# start of DATA SHOWN

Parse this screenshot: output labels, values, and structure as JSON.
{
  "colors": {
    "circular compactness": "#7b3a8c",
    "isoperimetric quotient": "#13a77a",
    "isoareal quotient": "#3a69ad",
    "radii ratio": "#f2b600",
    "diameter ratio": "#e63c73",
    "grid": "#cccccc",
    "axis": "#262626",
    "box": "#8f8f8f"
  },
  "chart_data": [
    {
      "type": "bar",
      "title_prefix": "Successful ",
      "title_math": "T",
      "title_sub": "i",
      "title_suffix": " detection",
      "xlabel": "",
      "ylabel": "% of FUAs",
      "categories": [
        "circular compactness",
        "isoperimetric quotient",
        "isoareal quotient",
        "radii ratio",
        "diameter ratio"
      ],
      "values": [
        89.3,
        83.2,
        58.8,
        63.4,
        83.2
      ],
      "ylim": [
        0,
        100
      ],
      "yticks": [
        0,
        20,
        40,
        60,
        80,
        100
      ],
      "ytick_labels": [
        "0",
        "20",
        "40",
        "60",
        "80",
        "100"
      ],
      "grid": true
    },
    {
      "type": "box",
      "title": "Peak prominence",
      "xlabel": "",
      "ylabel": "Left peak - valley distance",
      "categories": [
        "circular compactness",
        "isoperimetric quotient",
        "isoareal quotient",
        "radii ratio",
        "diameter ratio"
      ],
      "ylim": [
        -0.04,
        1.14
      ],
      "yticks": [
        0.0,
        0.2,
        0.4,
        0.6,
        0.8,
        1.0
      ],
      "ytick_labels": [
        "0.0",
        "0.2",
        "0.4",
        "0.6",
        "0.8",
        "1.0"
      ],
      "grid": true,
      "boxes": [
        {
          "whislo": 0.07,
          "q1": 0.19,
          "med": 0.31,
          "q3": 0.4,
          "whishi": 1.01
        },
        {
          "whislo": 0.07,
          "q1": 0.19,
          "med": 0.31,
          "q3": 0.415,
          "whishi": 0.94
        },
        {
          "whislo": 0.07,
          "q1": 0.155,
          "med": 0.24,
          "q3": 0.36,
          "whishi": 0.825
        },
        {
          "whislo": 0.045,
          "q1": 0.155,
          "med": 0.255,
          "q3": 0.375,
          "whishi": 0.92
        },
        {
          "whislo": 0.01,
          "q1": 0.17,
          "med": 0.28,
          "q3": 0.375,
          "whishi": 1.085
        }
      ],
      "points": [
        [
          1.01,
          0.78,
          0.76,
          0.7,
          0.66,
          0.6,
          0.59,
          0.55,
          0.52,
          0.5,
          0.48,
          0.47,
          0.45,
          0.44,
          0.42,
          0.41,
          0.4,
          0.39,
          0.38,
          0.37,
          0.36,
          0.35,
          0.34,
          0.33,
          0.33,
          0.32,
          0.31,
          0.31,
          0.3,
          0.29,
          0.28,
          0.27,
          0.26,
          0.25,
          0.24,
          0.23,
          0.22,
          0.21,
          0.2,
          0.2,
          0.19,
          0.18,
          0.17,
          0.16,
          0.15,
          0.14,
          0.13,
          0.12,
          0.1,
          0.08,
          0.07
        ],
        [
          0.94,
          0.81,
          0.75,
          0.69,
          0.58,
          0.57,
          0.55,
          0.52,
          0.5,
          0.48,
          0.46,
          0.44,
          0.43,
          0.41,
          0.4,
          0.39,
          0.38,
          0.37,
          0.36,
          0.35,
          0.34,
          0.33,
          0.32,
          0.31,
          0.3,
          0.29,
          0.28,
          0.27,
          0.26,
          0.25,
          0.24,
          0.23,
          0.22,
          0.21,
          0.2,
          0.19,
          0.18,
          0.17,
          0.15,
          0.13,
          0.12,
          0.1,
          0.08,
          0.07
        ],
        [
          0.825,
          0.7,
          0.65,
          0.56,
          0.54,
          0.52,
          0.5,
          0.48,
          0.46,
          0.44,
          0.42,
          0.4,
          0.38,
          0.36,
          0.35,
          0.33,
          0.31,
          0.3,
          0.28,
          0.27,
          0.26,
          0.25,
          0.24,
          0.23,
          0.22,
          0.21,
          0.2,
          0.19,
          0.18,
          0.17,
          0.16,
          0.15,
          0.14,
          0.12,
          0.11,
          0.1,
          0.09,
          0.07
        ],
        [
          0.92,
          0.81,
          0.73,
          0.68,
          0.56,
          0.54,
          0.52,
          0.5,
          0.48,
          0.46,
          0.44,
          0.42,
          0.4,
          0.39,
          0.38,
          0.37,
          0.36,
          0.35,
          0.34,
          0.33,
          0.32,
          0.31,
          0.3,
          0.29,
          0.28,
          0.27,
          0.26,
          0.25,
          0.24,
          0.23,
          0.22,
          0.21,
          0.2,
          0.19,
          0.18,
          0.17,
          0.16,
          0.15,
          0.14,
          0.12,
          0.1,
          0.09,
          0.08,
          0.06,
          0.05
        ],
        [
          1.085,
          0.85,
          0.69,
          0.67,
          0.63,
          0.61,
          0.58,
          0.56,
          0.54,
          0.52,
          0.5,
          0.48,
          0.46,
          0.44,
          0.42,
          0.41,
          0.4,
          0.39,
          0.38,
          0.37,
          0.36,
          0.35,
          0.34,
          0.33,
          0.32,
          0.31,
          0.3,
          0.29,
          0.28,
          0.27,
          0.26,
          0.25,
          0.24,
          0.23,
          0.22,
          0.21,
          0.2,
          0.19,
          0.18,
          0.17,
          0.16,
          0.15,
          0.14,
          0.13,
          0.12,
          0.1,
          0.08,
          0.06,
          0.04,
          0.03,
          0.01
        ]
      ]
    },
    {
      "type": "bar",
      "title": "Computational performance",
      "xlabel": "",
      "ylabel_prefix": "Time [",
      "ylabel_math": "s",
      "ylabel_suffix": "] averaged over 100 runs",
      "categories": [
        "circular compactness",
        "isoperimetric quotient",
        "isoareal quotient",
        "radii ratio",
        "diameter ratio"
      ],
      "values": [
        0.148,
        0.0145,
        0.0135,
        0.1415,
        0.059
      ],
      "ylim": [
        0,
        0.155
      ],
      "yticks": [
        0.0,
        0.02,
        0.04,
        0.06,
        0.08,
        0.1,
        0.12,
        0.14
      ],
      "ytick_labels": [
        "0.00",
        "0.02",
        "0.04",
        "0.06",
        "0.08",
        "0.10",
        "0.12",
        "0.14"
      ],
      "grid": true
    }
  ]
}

# end of DATA SHOWN

Set down all of the data above, word for word.

Parse this screenshot: output labels, values, and structure as JSON.
{
  "colors": {
    "circular compactness": "#7b3a8c",
    "isoperimetric quotient": "#13a77a",
    "isoareal quotient": "#3a69ad",
    "radii ratio": "#f2b600",
    "diameter ratio": "#e63c73",
    "grid": "#cccccc",
    "axis": "#262626",
    "box": "#8f8f8f"
  },
  "chart_data": [
    {
      "type": "bar",
      "title_prefix": "Successful ",
      "title_math": "T",
      "title_sub": "i",
      "title_suffix": " detection",
      "xlabel": "",
      "ylabel": "% of FUAs",
      "categories": [
        "circular compactness",
        "isoperimetric quotient",
        "isoareal quotient",
        "radii ratio",
        "diameter ratio"
      ],
      "values": [
        89.3,
        83.2,
        58.8,
        63.4,
        83.2
      ],
      "ylim": [
        0,
        100
      ],
      "yticks": [
        0,
        20,
        40,
        60,
        80,
        100
      ],
      "ytick_labels": [
        "0",
        "20",
        "40",
        "60",
        "80",
        "100"
      ],
      "grid": true
    },
    {
      "type": "box",
      "title": "Peak prominence",
      "xlabel": "",
      "ylabel": "Left peak - valley distance",
      "categories": [
        "circular compactness",
        "isoperimetric quotient",
        "isoareal quotient",
        "radii ratio",
        "diameter ratio"
      ],
      "ylim": [
        -0.04,
        1.14
      ],
      "yticks": [
        0.0,
        0.2,
        0.4,
        0.6,
        0.8,
        1.0
      ],
      "ytick_labels": [
        "0.0",
        "0.2",
        "0.4",
        "0.6",
        "0.8",
        "1.0"
      ],
      "grid": true,
      "boxes": [
        {
          "whislo": 0.07,
          "q1": 0.19,
          "med": 0.31,
          "q3": 0.4,
          "whishi": 1.01
        },
        {
          "whislo": 0.07,
          "q1": 0.19,
          "med": 0.31,
          "q3": 0.415,
          "whishi": 0.94
        },
        {
          "whislo": 0.07,
          "q1": 0.155,
          "med": 0.24,
          "q3": 0.36,
          "whishi": 0.825
        },
        {
          "whislo": 0.045,
          "q1": 0.155,
          "med": 0.255,
          "q3": 0.375,
          "whishi": 0.92
        },
        {
          "whislo": 0.01,
          "q1": 0.17,
          "med": 0.28,
          "q3": 0.375,
          "whishi": 1.085
        }
      ],
      "points": [
        [
          1.01,
          0.78,
          0.76,
          0.7,
          0.66,
          0.6,
          0.59,
          0.55,
          0.52,
          0.5,
          0.48,
          0.47,
          0.45,
          0.44,
          0.42,
          0.41,
          0.4,
          0.39,
          0.38,
          0.37,
          0.36,
          0.35,
          0.34,
          0.33,
          0.33,
          0.32,
          0.31,
          0.31,
          0.3,
          0.29,
          0.28,
          0.27,
          0.26,
          0.25,
          0.24,
          0.23,
          0.22,
          0.21,
          0.2,
          0.2,
          0.19,
          0.18,
          0.17,
          0.16,
          0.15,
          0.14,
          0.13,
          0.12,
          0.1,
          0.08,
          0.07
        ],
        [
          0.94,
          0.81,
          0.75,
          0.69,
          0.58,
          0.57,
          0.55,
          0.52,
          0.5,
          0.48,
          0.46,
          0.44,
          0.43,
          0.41,
          0.4,
          0.39,
          0.38,
          0.37,
          0.36,
          0.35,
          0.34,
          0.33,
          0.32,
          0.31,
          0.3,
          0.29,
          0.28,
          0.27,
          0.26,
          0.25,
          0.24,
          0.23,
          0.22,
          0.21,
          0.2,
          0.19,
          0.18,
          0.17,
          0.15,
          0.13,
          0.12,
          0.1,
          0.08,
          0.07
        ],
        [
          0.825,
          0.7,
          0.65,
          0.56,
          0.54,
          0.52,
          0.5,
          0.48,
          0.46,
          0.44,
          0.42,
          0.4,
          0.38,
          0.36,
          0.35,
          0.33,
          0.31,
          0.3,
          0.28,
          0.27,
          0.26,
          0.25,
          0.24,
          0.23,
          0.22,
          0.21,
          0.2,
          0.19,
          0.18,
          0.17,
          0.16,
          0.15,
          0.14,
          0.12,
          0.11,
          0.1,
          0.09,
          0.07
        ],
        [
          0.92,
          0.81,
          0.73,
          0.68,
          0.56,
          0.54,
          0.52,
          0.5,
          0.48,
          0.46,
          0.44,
          0.42,
          0.4,
          0.39,
          0.38,
          0.37,
          0.36,
          0.35,
          0.34,
          0.33,
          0.32,
          0.31,
          0.3,
          0.29,
          0.28,
          0.27,
          0.26,
          0.25,
          0.24,
          0.23,
          0.22,
          0.21,
          0.2,
          0.19,
          0.18,
          0.17,
          0.16,
          0.15,
          0.14,
          0.12,
          0.1,
          0.09,
          0.08,
          0.06,
          0.05
        ],
        [
          1.085,
          0.85,
          0.69,
          0.67,
          0.63,
          0.61,
          0.58,
          0.56,
          0.54,
          0.52,
          0.5,
          0.48,
          0.46,
          0.44,
          0.42,
          0.41,
          0.4,
          0.39,
          0.38,
          0.37,
          0.36,
          0.35,
          0.34,
          0.33,
          0.32,
          0.31,
          0.3,
          0.29,
          0.28,
          0.27,
          0.26,
          0.25,
          0.24,
          0.23,
          0.22,
          0.21,
          0.2,
          0.19,
          0.18,
          0.17,
          0.16,
          0.15,
          0.14,
          0.13,
          0.12,
          0.1,
          0.08,
          0.06,
          0.04,
          0.03,
          0.01
        ]
      ]
    },
    {
      "type": "bar",
      "title": "Computational performance",
      "xlabel": "",
      "ylabel_prefix": "Time [",
      "ylabel_math": "s",
      "ylabel_suffix": "] averaged over 100 runs",
      "categories": [
        "circular compactness",
        "isoperimetric quotient",
        "isoareal quotient",
        "radii ratio",
        "diameter ratio"
      ],
      "values": [
        0.148,
        0.0145,
        0.0135,
        0.1415,
        0.059
      ],
      "ylim": [
        0,
        0.155
      ],
      "yticks": [
        0.0,
        0.02,
        0.04,
        0.06,
        0.08,
        0.1,
        0.12,
        0.14
      ],
      "ytick_labels": [
        "0.00",
        "0.02",
        "0.04",
        "0.06",
        "0.08",
        "0.10",
        "0.12",
        "0.14"
      ],
      "grid": true
    }
  ]
}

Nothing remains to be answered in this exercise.